Task objective - Make an exact copy of the listing below.

** begin Data excerpts **

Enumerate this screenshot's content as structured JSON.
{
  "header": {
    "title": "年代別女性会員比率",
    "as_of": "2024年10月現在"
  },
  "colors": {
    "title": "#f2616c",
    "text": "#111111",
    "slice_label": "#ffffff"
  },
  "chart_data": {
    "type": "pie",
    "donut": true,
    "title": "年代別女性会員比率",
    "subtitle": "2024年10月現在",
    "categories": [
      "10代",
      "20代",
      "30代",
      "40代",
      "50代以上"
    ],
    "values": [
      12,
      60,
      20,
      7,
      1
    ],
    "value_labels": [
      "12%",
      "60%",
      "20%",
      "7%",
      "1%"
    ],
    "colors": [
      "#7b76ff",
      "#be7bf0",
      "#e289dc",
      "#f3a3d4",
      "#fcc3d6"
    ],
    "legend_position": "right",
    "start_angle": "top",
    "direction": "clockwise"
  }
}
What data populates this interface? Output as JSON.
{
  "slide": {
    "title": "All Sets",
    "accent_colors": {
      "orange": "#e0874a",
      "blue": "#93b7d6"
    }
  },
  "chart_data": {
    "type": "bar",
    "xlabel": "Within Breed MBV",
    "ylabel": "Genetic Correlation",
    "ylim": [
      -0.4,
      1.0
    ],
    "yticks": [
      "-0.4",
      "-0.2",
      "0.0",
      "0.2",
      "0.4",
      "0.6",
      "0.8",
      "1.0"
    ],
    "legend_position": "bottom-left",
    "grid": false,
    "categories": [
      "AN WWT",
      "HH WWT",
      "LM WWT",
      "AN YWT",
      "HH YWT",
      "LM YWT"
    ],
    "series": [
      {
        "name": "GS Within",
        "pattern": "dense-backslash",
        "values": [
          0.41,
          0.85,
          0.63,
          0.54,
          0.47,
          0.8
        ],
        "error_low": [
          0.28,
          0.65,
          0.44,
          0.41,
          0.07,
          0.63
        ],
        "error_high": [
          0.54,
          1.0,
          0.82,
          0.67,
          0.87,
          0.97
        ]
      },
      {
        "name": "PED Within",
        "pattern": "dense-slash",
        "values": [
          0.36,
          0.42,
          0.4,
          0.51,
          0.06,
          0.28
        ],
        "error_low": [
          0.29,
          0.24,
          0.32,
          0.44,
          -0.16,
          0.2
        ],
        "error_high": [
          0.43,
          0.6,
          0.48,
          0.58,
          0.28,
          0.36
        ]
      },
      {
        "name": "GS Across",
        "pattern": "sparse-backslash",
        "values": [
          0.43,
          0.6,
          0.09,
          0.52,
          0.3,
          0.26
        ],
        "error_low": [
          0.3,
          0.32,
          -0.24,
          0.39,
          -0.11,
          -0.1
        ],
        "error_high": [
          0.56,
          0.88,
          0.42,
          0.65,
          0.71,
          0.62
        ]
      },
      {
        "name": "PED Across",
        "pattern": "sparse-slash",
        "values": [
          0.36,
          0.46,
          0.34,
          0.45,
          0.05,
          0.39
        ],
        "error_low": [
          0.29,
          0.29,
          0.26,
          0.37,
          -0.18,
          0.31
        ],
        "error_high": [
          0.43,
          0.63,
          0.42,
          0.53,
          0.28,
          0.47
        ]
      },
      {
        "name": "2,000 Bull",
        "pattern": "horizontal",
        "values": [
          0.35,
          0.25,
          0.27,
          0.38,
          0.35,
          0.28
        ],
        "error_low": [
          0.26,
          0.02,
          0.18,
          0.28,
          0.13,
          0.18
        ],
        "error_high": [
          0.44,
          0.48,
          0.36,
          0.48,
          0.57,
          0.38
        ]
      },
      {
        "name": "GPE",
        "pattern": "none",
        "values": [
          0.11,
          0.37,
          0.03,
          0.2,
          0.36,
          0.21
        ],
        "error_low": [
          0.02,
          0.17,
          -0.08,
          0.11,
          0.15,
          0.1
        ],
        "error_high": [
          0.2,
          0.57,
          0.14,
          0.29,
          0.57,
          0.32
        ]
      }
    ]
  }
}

** end Data excerpts **

Solution to the exercise -
Enumerate this screenshot's content as structured JSON.
{
  "header": {
    "title": "年代別女性会員比率",
    "as_of": "2024年10月現在"
  },
  "colors": {
    "title": "#f2616c",
    "text": "#111111",
    "slice_label": "#ffffff"
  },
  "chart_data": {
    "type": "pie",
    "donut": true,
    "title": "年代別女性会員比率",
    "subtitle": "2024年10月現在",
    "categories": [
      "10代",
      "20代",
      "30代",
      "40代",
      "50代以上"
    ],
    "values": [
      12,
      60,
      20,
      7,
      1
    ],
    "value_labels": [
      "12%",
      "60%",
      "20%",
      "7%",
      "1%"
    ],
    "colors": [
      "#7b76ff",
      "#be7bf0",
      "#e289dc",
      "#f3a3d4",
      "#fcc3d6"
    ],
    "legend_position": "right",
    "start_angle": "top",
    "direction": "clockwise"
  }
}
What data populates this interface? Output as JSON.
{
  "slide": {
    "title": "All Sets",
    "accent_colors": {
      "orange": "#e0874a",
      "blue": "#93b7d6"
    }
  },
  "chart_data": {
    "type": "bar",
    "xlabel": "Within Breed MBV",
    "ylabel": "Genetic Correlation",
    "ylim": [
      -0.4,
      1.0
    ],
    "yticks": [
      "-0.4",
      "-0.2",
      "0.0",
      "0.2",
      "0.4",
      "0.6",
      "0.8",
      "1.0"
    ],
    "legend_position": "bottom-left",
    "grid": false,
    "categories": [
      "AN WWT",
      "HH WWT",
      "LM WWT",
      "AN YWT",
      "HH YWT",
      "LM YWT"
    ],
    "series": [
      {
        "name": "GS Within",
        "pattern": "dense-backslash",
        "values": [
          0.41,
          0.85,
          0.63,
          0.54,
          0.47,
          0.8
        ],
        "error_low": [
          0.28,
          0.65,
          0.44,
          0.41,
          0.07,
          0.63
        ],
        "error_high": [
          0.54,
          1.0,
          0.82,
          0.67,
          0.87,
          0.97
        ]
      },
      {
        "name": "PED Within",
        "pattern": "dense-slash",
        "values": [
          0.36,
          0.42,
          0.4,
          0.51,
          0.06,
          0.28
        ],
        "error_low": [
          0.29,
          0.24,
          0.32,
          0.44,
          -0.16,
          0.2
        ],
        "error_high": [
          0.43,
          0.6,
          0.48,
          0.58,
          0.28,
          0.36
        ]
      },
      {
        "name": "GS Across",
        "pattern": "sparse-backslash",
        "values": [
          0.43,
          0.6,
          0.09,
          0.52,
          0.3,
          0.26
        ],
        "error_low": [
          0.3,
          0.32,
          -0.24,
          0.39,
          -0.11,
          -0.1
        ],
        "error_high": [
          0.56,
          0.88,
          0.42,
          0.65,
          0.71,
          0.62
        ]
      },
      {
        "name": "PED Across",
        "pattern": "sparse-slash",
        "values": [
          0.36,
          0.46,
          0.34,
          0.45,
          0.05,
          0.39
        ],
        "error_low": [
          0.29,
          0.29,
          0.26,
          0.37,
          -0.18,
          0.31
        ],
        "error_high": [
          0.43,
          0.63,
          0.42,
          0.53,
          0.28,
          0.47
        ]
      },
      {
        "name": "2,000 Bull",
        "pattern": "horizontal",
        "values": [
          0.35,
          0.25,
          0.27,
          0.38,
          0.35,
          0.28
        ],
        "error_low": [
          0.26,
          0.02,
          0.18,
          0.28,
          0.13,
          0.18
        ],
        "error_high": [
          0.44,
          0.48,
          0.36,
          0.48,
          0.57,
          0.38
        ]
      },
      {
        "name": "GPE",
        "pattern": "none",
        "values": [
          0.11,
          0.37,
          0.03,
          0.2,
          0.36,
          0.21
        ],
        "error_low": [
          0.02,
          0.17,
          -0.08,
          0.11,
          0.15,
          0.1
        ],
        "error_high": [
          0.2,
          0.57,
          0.14,
          0.29,
          0.57,
          0.32
        ]
      }
    ]
  }
}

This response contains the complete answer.